Figure data in JSON:
------------------------

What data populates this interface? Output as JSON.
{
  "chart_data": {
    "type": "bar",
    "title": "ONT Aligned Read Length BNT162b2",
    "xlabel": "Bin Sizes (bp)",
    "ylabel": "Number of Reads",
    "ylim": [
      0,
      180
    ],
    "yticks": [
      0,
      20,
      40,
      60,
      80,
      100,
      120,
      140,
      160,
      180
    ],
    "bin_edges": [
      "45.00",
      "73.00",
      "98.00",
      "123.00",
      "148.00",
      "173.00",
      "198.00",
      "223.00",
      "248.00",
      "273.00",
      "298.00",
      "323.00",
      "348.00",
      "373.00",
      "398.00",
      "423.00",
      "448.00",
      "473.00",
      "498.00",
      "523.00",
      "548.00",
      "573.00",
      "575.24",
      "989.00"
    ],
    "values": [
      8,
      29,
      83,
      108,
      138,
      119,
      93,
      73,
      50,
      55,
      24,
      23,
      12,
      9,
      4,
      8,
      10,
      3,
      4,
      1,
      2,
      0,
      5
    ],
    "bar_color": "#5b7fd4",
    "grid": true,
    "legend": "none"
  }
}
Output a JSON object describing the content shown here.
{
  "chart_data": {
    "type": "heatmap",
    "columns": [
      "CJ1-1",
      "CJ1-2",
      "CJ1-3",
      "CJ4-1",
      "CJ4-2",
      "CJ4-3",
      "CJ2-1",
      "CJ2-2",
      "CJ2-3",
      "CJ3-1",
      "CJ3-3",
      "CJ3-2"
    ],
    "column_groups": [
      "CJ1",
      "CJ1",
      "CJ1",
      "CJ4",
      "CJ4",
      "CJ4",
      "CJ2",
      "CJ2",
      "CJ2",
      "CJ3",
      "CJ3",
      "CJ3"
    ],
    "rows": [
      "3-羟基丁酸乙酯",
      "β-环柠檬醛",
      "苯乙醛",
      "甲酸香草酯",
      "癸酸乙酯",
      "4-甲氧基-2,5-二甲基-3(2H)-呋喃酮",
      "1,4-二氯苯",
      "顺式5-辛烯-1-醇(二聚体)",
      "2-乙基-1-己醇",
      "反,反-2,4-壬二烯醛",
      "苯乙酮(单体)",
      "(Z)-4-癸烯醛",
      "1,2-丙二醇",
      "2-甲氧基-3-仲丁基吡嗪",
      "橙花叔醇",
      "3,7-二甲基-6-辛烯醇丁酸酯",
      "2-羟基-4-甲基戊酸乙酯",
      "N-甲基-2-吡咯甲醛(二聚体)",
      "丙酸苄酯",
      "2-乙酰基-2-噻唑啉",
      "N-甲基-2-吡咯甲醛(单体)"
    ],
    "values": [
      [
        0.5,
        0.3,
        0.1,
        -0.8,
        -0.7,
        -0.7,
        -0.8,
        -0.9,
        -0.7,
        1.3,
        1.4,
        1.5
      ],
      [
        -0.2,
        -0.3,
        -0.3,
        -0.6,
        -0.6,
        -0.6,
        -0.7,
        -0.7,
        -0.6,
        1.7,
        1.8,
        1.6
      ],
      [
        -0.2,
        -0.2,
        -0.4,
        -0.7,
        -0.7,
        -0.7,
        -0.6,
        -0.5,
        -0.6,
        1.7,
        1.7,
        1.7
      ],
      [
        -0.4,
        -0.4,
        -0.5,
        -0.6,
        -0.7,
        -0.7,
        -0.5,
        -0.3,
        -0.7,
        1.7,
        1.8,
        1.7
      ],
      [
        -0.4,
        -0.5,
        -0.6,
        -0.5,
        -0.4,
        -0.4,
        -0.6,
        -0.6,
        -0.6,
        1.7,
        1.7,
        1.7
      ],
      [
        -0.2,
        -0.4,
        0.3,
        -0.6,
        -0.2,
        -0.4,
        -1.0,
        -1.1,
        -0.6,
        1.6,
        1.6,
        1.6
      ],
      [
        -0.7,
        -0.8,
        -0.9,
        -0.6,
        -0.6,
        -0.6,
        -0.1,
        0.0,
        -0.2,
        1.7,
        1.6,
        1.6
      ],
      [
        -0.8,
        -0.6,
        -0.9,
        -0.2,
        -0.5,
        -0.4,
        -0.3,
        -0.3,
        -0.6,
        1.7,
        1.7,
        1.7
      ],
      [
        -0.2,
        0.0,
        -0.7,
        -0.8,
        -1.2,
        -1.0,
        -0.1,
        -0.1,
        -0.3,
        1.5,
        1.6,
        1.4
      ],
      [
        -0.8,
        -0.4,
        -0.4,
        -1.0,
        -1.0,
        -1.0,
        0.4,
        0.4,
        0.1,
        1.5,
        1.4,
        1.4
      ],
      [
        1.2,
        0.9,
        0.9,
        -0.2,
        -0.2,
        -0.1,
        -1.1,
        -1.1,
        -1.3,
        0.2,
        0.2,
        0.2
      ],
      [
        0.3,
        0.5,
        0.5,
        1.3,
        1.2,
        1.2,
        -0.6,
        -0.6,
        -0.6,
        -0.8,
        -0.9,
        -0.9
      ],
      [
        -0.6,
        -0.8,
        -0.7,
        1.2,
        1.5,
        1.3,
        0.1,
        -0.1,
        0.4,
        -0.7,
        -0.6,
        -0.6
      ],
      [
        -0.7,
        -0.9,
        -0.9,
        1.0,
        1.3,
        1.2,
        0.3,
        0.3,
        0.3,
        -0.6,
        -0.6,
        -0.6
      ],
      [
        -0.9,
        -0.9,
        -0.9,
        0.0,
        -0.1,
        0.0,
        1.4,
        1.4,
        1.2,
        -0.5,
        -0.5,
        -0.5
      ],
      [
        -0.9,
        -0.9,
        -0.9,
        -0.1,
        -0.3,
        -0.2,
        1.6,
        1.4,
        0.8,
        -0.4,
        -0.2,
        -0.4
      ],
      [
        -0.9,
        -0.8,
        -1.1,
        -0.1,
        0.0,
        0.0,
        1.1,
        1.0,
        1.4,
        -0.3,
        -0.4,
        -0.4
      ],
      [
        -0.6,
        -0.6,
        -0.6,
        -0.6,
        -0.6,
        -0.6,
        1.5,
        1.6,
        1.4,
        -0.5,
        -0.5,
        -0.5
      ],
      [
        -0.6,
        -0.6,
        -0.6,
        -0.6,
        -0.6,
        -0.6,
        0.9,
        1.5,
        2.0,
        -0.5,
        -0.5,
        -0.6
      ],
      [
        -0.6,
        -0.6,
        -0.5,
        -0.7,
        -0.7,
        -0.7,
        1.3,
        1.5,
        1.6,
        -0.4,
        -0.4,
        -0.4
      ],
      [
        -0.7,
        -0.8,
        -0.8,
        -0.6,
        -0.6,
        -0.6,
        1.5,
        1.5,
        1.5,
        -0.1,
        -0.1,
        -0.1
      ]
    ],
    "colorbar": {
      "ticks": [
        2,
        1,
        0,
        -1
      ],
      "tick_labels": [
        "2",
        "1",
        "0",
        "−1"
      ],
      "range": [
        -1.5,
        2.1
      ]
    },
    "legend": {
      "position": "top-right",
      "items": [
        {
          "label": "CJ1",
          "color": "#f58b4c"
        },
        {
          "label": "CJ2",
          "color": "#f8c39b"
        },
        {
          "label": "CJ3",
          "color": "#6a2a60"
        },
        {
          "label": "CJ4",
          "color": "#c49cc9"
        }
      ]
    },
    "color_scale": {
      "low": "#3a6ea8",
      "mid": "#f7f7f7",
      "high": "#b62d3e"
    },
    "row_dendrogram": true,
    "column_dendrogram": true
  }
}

------------------------

Copy out each line exactly as written.

▸ EXERCISE RESULT
What data populates this interface? Output as JSON.
{
  "chart_data": {
    "type": "bar",
    "title": "ONT Aligned Read Length BNT162b2",
    "xlabel": "Bin Sizes (bp)",
    "ylabel": "Number of Reads",
    "ylim": [
      0,
      180
    ],
    "yticks": [
      0,
      20,
      40,
      60,
      80,
      100,
      120,
      140,
      160,
      180
    ],
    "bin_edges": [
      "45.00",
      "73.00",
      "98.00",
      "123.00",
      "148.00",
      "173.00",
      "198.00",
      "223.00",
      "248.00",
      "273.00",
      "298.00",
      "323.00",
      "348.00",
      "373.00",
      "398.00",
      "423.00",
      "448.00",
      "473.00",
      "498.00",
      "523.00",
      "548.00",
      "573.00",
      "575.24",
      "989.00"
    ],
    "values": [
      8,
      29,
      83,
      108,
      138,
      119,
      93,
      73,
      50,
      55,
      24,
      23,
      12,
      9,
      4,
      8,
      10,
      3,
      4,
      1,
      2,
      0,
      5
    ],
    "bar_color": "#5b7fd4",
    "grid": true,
    "legend": "none"
  }
}
Output a JSON object describing the content shown here.
{
  "chart_data": {
    "type": "heatmap",
    "columns": [
      "CJ1-1",
      "CJ1-2",
      "CJ1-3",
      "CJ4-1",
      "CJ4-2",
      "CJ4-3",
      "CJ2-1",
      "CJ2-2",
      "CJ2-3",
      "CJ3-1",
      "CJ3-3",
      "CJ3-2"
    ],
    "column_groups": [
      "CJ1",
      "CJ1",
      "CJ1",
      "CJ4",
      "CJ4",
      "CJ4",
      "CJ2",
      "CJ2",
      "CJ2",
      "CJ3",
      "CJ3",
      "CJ3"
    ],
    "rows": [
      "3-羟基丁酸乙酯",
      "β-环柠檬醛",
      "苯乙醛",
      "甲酸香草酯",
      "癸酸乙酯",
      "4-甲氧基-2,5-二甲基-3(2H)-呋喃酮",
      "1,4-二氯苯",
      "顺式5-辛烯-1-醇(二聚体)",
      "2-乙基-1-己醇",
      "反,反-2,4-壬二烯醛",
      "苯乙酮(单体)",
      "(Z)-4-癸烯醛",
      "1,2-丙二醇",
      "2-甲氧基-3-仲丁基吡嗪",
      "橙花叔醇",
      "3,7-二甲基-6-辛烯醇丁酸酯",
      "2-羟基-4-甲基戊酸乙酯",
      "N-甲基-2-吡咯甲醛(二聚体)",
      "丙酸苄酯",
      "2-乙酰基-2-噻唑啉",
      "N-甲基-2-吡咯甲醛(单体)"
    ],
    "values": [
      [
        0.5,
        0.3,
        0.1,
        -0.8,
        -0.7,
        -0.7,
        -0.8,
        -0.9,
        -0.7,
        1.3,
        1.4,
        1.5
      ],
      [
        -0.2,
        -0.3,
        -0.3,
        -0.6,
        -0.6,
        -0.6,
        -0.7,
        -0.7,
        -0.6,
        1.7,
        1.8,
        1.6
      ],
      [
        -0.2,
        -0.2,
        -0.4,
        -0.7,
        -0.7,
        -0.7,
        -0.6,
        -0.5,
        -0.6,
        1.7,
        1.7,
        1.7
      ],
      [
        -0.4,
        -0.4,
        -0.5,
        -0.6,
        -0.7,
        -0.7,
        -0.5,
        -0.3,
        -0.7,
        1.7,
        1.8,
        1.7
      ],
      [
        -0.4,
        -0.5,
        -0.6,
        -0.5,
        -0.4,
        -0.4,
        -0.6,
        -0.6,
        -0.6,
        1.7,
        1.7,
        1.7
      ],
      [
        -0.2,
        -0.4,
        0.3,
        -0.6,
        -0.2,
        -0.4,
        -1.0,
        -1.1,
        -0.6,
        1.6,
        1.6,
        1.6
      ],
      [
        -0.7,
        -0.8,
        -0.9,
        -0.6,
        -0.6,
        -0.6,
        -0.1,
        0.0,
        -0.2,
        1.7,
        1.6,
        1.6
      ],
      [
        -0.8,
        -0.6,
        -0.9,
        -0.2,
        -0.5,
        -0.4,
        -0.3,
        -0.3,
        -0.6,
        1.7,
        1.7,
        1.7
      ],
      [
        -0.2,
        0.0,
        -0.7,
        -0.8,
        -1.2,
        -1.0,
        -0.1,
        -0.1,
        -0.3,
        1.5,
        1.6,
        1.4
      ],
      [
        -0.8,
        -0.4,
        -0.4,
        -1.0,
        -1.0,
        -1.0,
        0.4,
        0.4,
        0.1,
        1.5,
        1.4,
        1.4
      ],
      [
        1.2,
        0.9,
        0.9,
        -0.2,
        -0.2,
        -0.1,
        -1.1,
        -1.1,
        -1.3,
        0.2,
        0.2,
        0.2
      ],
      [
        0.3,
        0.5,
        0.5,
        1.3,
        1.2,
        1.2,
        -0.6,
        -0.6,
        -0.6,
        -0.8,
        -0.9,
        -0.9
      ],
      [
        -0.6,
        -0.8,
        -0.7,
        1.2,
        1.5,
        1.3,
        0.1,
        -0.1,
        0.4,
        -0.7,
        -0.6,
        -0.6
      ],
      [
        -0.7,
        -0.9,
        -0.9,
        1.0,
        1.3,
        1.2,
        0.3,
        0.3,
        0.3,
        -0.6,
        -0.6,
        -0.6
      ],
      [
        -0.9,
        -0.9,
        -0.9,
        0.0,
        -0.1,
        0.0,
        1.4,
        1.4,
        1.2,
        -0.5,
        -0.5,
        -0.5
      ],
      [
        -0.9,
        -0.9,
        -0.9,
        -0.1,
        -0.3,
        -0.2,
        1.6,
        1.4,
        0.8,
        -0.4,
        -0.2,
        -0.4
      ],
      [
        -0.9,
        -0.8,
        -1.1,
        -0.1,
        0.0,
        0.0,
        1.1,
        1.0,
        1.4,
        -0.3,
        -0.4,
        -0.4
      ],
      [
        -0.6,
        -0.6,
        -0.6,
        -0.6,
        -0.6,
        -0.6,
        1.5,
        1.6,
        1.4,
        -0.5,
        -0.5,
        -0.5
      ],
      [
        -0.6,
        -0.6,
        -0.6,
        -0.6,
        -0.6,
        -0.6,
        0.9,
        1.5,
        2.0,
        -0.5,
        -0.5,
        -0.6
      ],
      [
        -0.6,
        -0.6,
        -0.5,
        -0.7,
        -0.7,
        -0.7,
        1.3,
        1.5,
        1.6,
        -0.4,
        -0.4,
        -0.4
      ],
      [
        -0.7,
        -0.8,
        -0.8,
        -0.6,
        -0.6,
        -0.6,
        1.5,
        1.5,
        1.5,
        -0.1,
        -0.1,
        -0.1
      ]
    ],
    "colorbar": {
      "ticks": [
        2,
        1,
        0,
        -1
      ],
      "tick_labels": [
        "2",
        "1",
        "0",
        "−1"
      ],
      "range": [
        -1.5,
        2.1
      ]
    },
    "legend": {
      "position": "top-right",
      "items": [
        {
          "label": "CJ1",
          "color": "#f58b4c"
        },
        {
          "label": "CJ2",
          "color": "#f8c39b"
        },
        {
          "label": "CJ3",
          "color": "#6a2a60"
        },
        {
          "label": "CJ4",
          "color": "#c49cc9"
        }
      ]
    },
    "color_scale": {
      "low": "#3a6ea8",
      "mid": "#f7f7f7",
      "high": "#b62d3e"
    },
    "row_dendrogram": true,
    "column_dendrogram": true
  }
}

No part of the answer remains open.